What the task requires: Give the listing again exactly, omitting its images.

▼▼▼

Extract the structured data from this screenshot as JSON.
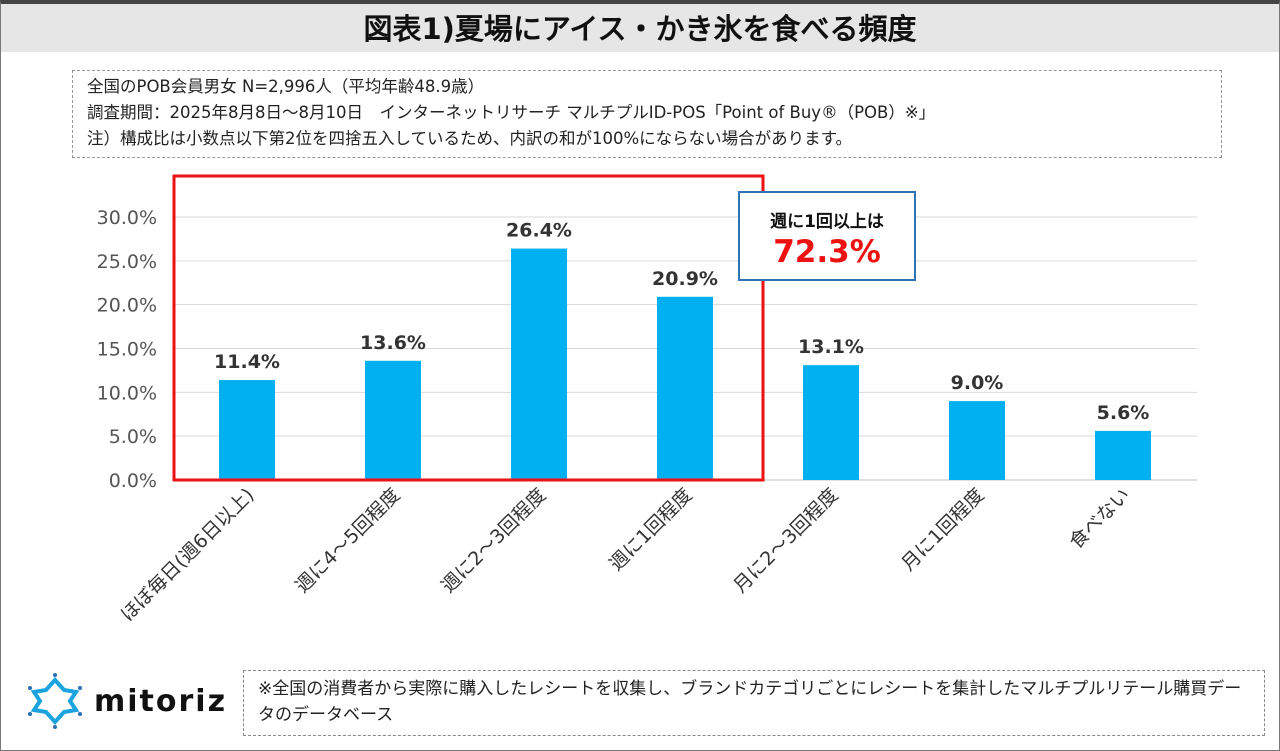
{
  "title": "図表1)夏場にアイス・かき氷を食べる頻度",
  "notes": [
    "全国のPOB会員男女 N=2,996人（平均年齢48.9歳）",
    "調査期間：2025年8月8日〜8月10日　インターネットリサーチ マルチプルID-POS「Point of Buy®（POB）※」",
    "注）構成比は小数点以下第2位を四捨五入しているため、内訳の和が100%にならない場合があります。"
  ],
  "callout": {
    "line1": "週に1回以上は",
    "line2": "72.3%",
    "color": "#ee1111"
  },
  "footnote": "※全国の消費者から実際に購入したレシートを収集し、ブランドカテゴリごとにレシートを集計したマルチプルリテール購買データのデータベース",
  "logo": "mitoriz",
  "chart_data": {
    "type": "bar",
    "categories": [
      "ほぼ毎日(週6日以上)",
      "週に4〜5回程度",
      "週に2〜3回程度",
      "週に1回程度",
      "月に2〜3回程度",
      "月に1回程度",
      "食べない"
    ],
    "values": [
      11.4,
      13.6,
      26.4,
      20.9,
      13.1,
      9.0,
      5.6
    ],
    "data_labels": [
      "11.4%",
      "13.6%",
      "26.4%",
      "20.9%",
      "13.1%",
      "9.0%",
      "5.6%"
    ],
    "ylim": [
      0,
      30
    ],
    "yticks": [
      "0.0%",
      "5.0%",
      "10.0%",
      "15.0%",
      "20.0%",
      "25.0%",
      "30.0%"
    ],
    "grid": true,
    "bar_color": "#00b0f0",
    "highlight_color": "#ee1111",
    "highlighted_categories": [
      0,
      1,
      2,
      3
    ]
  }
}
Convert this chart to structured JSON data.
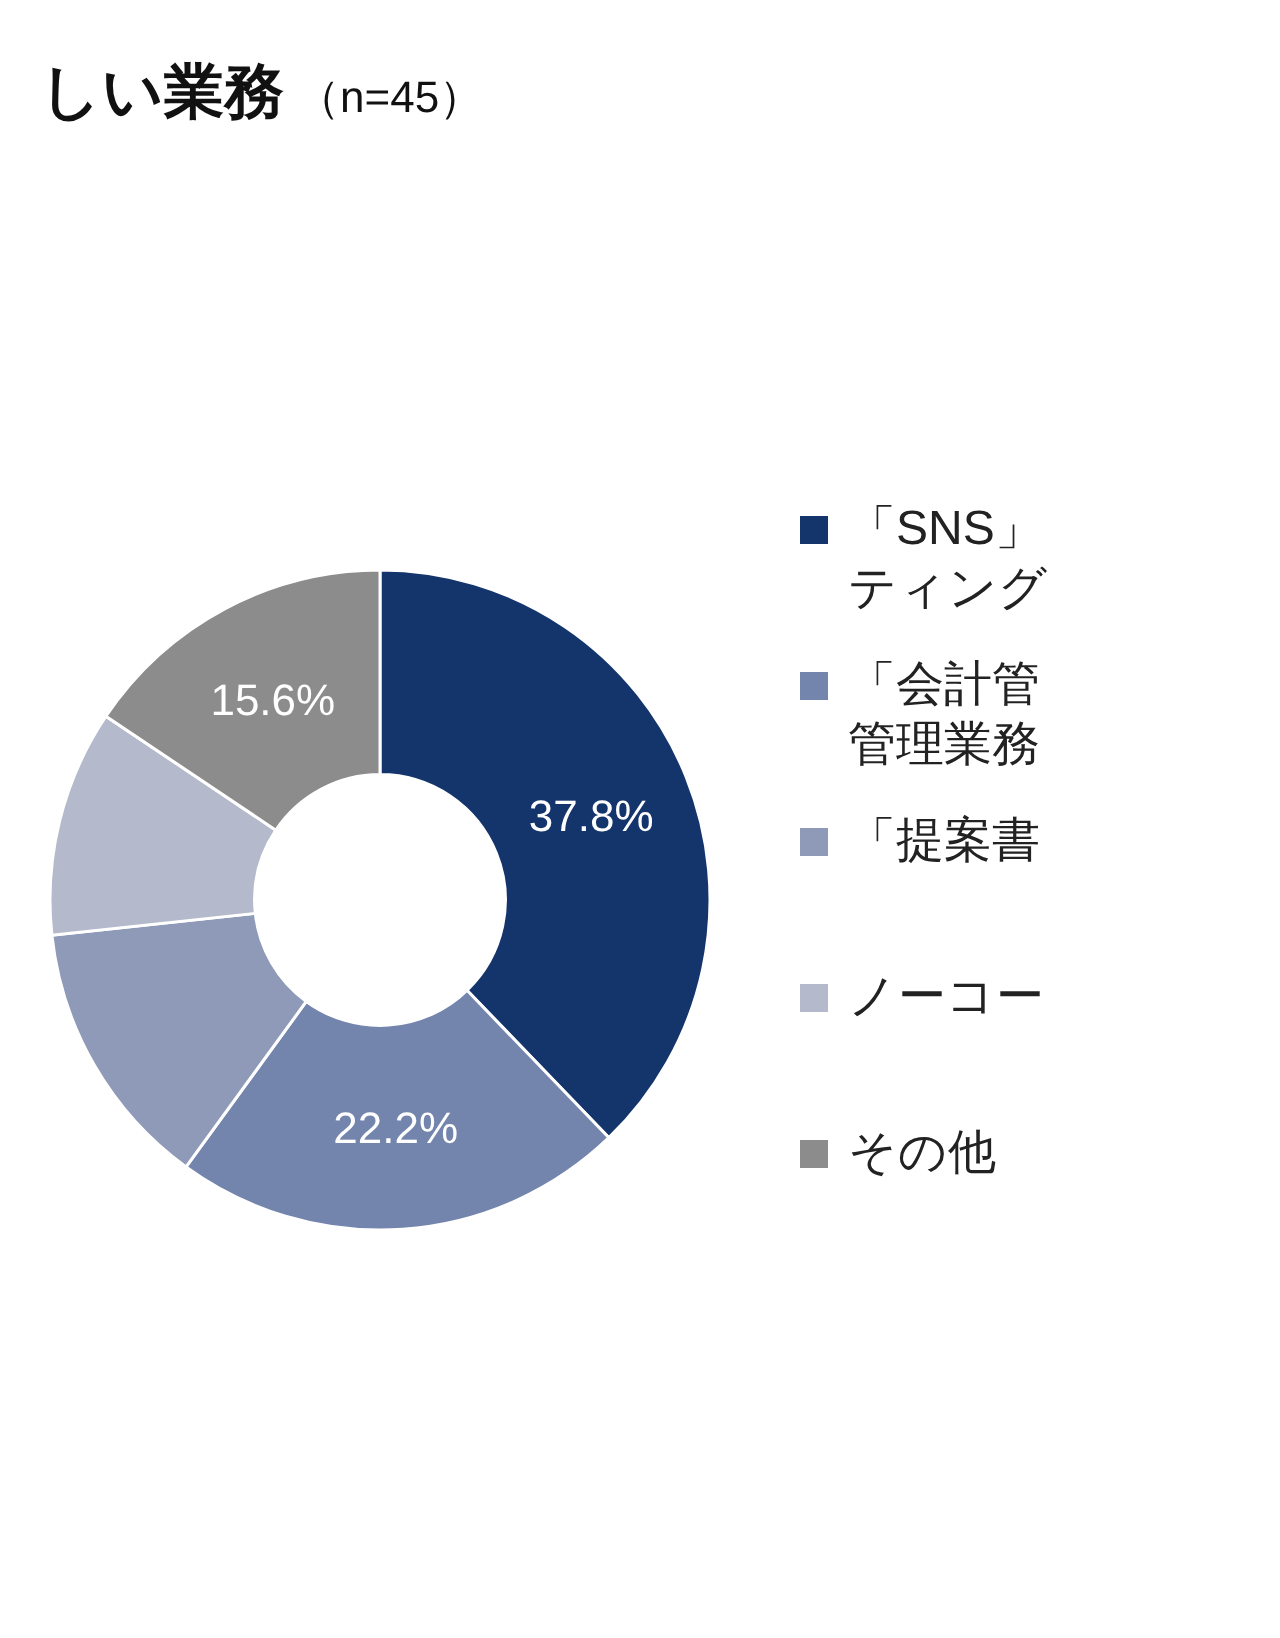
{
  "chart_data": {
    "type": "donut",
    "title": "しい業務",
    "subtitle": "（n=45）",
    "categories": [
      "「SNS」ティング",
      "「会計管管理業務",
      "「提案書",
      "ノーコー",
      "その他"
    ],
    "values": [
      37.8,
      22.2,
      13.3,
      11.1,
      15.6
    ],
    "colors": [
      "#14346c",
      "#7385ad",
      "#8e9ab8",
      "#b4bacb",
      "#8c8c8c"
    ],
    "value_labels": [
      "37.8%",
      "22.2%",
      null,
      null,
      "15.6%"
    ],
    "legend": "right"
  }
}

▲▲▲

Output for this exercise:
Extract the structured data from this screenshot as JSON.
{
  "title": "図表1)夏場にアイス・かき氷を食べる頻度",
  "notes": [
    "全国のPOB会員男女 N=2,996人（平均年齢48.9歳）",
    "調査期間：2025年8月8日〜8月10日　インターネットリサーチ マルチプルID-POS「Point of Buy®（POB）※」",
    "注）構成比は小数点以下第2位を四捨五入しているため、内訳の和が100%にならない場合があります。"
  ],
  "callout": {
    "line1": "週に1回以上は",
    "line2": "72.3%",
    "color": "#ee1111"
  },
  "footnote": "※全国の消費者から実際に購入したレシートを収集し、ブランドカテゴリごとにレシートを集計したマルチプルリテール購買データのデータベース",
  "logo": "mitoriz",
  "chart_data": {
    "type": "bar",
    "categories": [
      "ほぼ毎日(週6日以上)",
      "週に4〜5回程度",
      "週に2〜3回程度",
      "週に1回程度",
      "月に2〜3回程度",
      "月に1回程度",
      "食べない"
    ],
    "values": [
      11.4,
      13.6,
      26.4,
      20.9,
      13.1,
      9.0,
      5.6
    ],
    "data_labels": [
      "11.4%",
      "13.6%",
      "26.4%",
      "20.9%",
      "13.1%",
      "9.0%",
      "5.6%"
    ],
    "ylim": [
      0,
      30
    ],
    "yticks": [
      "0.0%",
      "5.0%",
      "10.0%",
      "15.0%",
      "20.0%",
      "25.0%",
      "30.0%"
    ],
    "grid": true,
    "bar_color": "#00b0f0",
    "highlight_color": "#ee1111",
    "highlighted_categories": [
      0,
      1,
      2,
      3
    ]
  }
}
Convert this chart to structured JSON data.
{
  "chart_data": {
    "type": "donut",
    "title": "しい業務",
    "subtitle": "（n=45）",
    "categories": [
      "「SNS」ティング",
      "「会計管管理業務",
      "「提案書",
      "ノーコー",
      "その他"
    ],
    "values": [
      37.8,
      22.2,
      13.3,
      11.1,
      15.6
    ],
    "colors": [
      "#14346c",
      "#7385ad",
      "#8e9ab8",
      "#b4bacb",
      "#8c8c8c"
    ],
    "value_labels": [
      "37.8%",
      "22.2%",
      null,
      null,
      "15.6%"
    ],
    "legend": "right"
  }
}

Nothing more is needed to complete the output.